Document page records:
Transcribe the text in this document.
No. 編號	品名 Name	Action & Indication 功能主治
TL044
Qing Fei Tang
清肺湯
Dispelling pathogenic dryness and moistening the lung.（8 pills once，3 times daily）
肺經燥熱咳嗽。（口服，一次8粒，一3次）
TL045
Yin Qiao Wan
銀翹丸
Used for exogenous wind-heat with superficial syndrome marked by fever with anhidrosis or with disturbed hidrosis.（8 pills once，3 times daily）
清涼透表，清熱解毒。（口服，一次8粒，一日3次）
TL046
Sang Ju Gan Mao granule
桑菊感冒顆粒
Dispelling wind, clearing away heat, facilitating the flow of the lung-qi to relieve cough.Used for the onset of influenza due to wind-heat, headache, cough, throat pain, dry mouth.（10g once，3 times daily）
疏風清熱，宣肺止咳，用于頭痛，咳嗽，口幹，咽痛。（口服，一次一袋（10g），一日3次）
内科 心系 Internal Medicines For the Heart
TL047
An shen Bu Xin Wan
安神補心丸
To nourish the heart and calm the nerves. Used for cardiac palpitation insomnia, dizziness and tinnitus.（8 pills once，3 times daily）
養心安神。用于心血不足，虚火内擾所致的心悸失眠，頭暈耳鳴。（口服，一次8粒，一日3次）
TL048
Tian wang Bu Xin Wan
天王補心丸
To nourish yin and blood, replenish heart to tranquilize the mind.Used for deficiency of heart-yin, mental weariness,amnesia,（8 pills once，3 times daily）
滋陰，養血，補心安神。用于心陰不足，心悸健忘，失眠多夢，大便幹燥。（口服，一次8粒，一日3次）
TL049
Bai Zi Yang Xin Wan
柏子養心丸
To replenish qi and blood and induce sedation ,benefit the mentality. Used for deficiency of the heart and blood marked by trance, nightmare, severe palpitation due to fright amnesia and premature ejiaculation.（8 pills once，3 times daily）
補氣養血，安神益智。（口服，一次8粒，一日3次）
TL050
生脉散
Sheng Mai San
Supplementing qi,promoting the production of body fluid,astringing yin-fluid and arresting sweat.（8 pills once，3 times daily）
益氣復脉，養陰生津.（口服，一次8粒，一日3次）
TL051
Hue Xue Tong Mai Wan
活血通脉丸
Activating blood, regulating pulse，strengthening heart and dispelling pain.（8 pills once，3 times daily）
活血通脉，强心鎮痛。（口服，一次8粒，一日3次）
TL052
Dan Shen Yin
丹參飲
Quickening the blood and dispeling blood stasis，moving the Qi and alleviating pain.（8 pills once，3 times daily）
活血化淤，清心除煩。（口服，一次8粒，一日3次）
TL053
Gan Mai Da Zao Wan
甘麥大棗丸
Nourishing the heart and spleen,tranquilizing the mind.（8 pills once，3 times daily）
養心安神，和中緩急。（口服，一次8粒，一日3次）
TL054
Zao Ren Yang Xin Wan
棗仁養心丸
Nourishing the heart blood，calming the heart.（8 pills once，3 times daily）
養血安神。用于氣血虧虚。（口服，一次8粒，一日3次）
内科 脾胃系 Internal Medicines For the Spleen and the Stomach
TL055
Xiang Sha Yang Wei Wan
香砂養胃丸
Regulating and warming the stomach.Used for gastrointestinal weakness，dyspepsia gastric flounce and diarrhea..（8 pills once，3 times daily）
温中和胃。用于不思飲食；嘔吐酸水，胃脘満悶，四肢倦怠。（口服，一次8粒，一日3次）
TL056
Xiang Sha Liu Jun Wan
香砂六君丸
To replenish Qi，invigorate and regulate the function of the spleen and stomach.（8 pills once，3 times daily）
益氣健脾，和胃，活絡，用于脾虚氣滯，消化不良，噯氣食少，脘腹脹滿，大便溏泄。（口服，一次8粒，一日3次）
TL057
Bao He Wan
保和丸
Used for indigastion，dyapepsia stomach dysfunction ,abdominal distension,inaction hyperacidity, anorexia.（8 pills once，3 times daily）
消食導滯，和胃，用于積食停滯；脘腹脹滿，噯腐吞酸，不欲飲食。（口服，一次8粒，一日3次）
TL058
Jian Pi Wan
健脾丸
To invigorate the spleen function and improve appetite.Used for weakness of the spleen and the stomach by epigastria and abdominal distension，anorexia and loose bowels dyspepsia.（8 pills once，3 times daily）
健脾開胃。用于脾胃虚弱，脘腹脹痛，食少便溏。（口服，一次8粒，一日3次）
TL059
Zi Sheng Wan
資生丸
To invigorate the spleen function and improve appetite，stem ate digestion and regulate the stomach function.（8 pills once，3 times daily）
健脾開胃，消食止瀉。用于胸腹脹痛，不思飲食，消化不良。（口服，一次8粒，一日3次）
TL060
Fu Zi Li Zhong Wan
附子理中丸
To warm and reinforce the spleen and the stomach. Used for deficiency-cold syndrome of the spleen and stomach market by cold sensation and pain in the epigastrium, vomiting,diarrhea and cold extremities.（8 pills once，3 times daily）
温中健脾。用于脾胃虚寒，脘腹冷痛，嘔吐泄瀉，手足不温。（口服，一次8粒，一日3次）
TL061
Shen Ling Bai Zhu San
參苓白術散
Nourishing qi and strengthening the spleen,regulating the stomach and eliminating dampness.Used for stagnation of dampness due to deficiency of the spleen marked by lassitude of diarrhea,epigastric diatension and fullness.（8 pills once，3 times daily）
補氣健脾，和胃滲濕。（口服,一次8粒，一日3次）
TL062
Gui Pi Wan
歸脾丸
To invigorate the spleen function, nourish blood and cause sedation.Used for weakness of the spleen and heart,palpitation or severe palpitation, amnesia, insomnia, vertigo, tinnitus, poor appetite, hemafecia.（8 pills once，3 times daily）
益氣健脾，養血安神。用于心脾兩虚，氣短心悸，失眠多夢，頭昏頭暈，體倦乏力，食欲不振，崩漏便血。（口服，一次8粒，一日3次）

■ EXERCISE INSTRUCTIONS
Once you have read the entries above, state how many of their lines include "消化不良", giving the number alone.

■ SOLUTION FOR THIS PROBLEM
2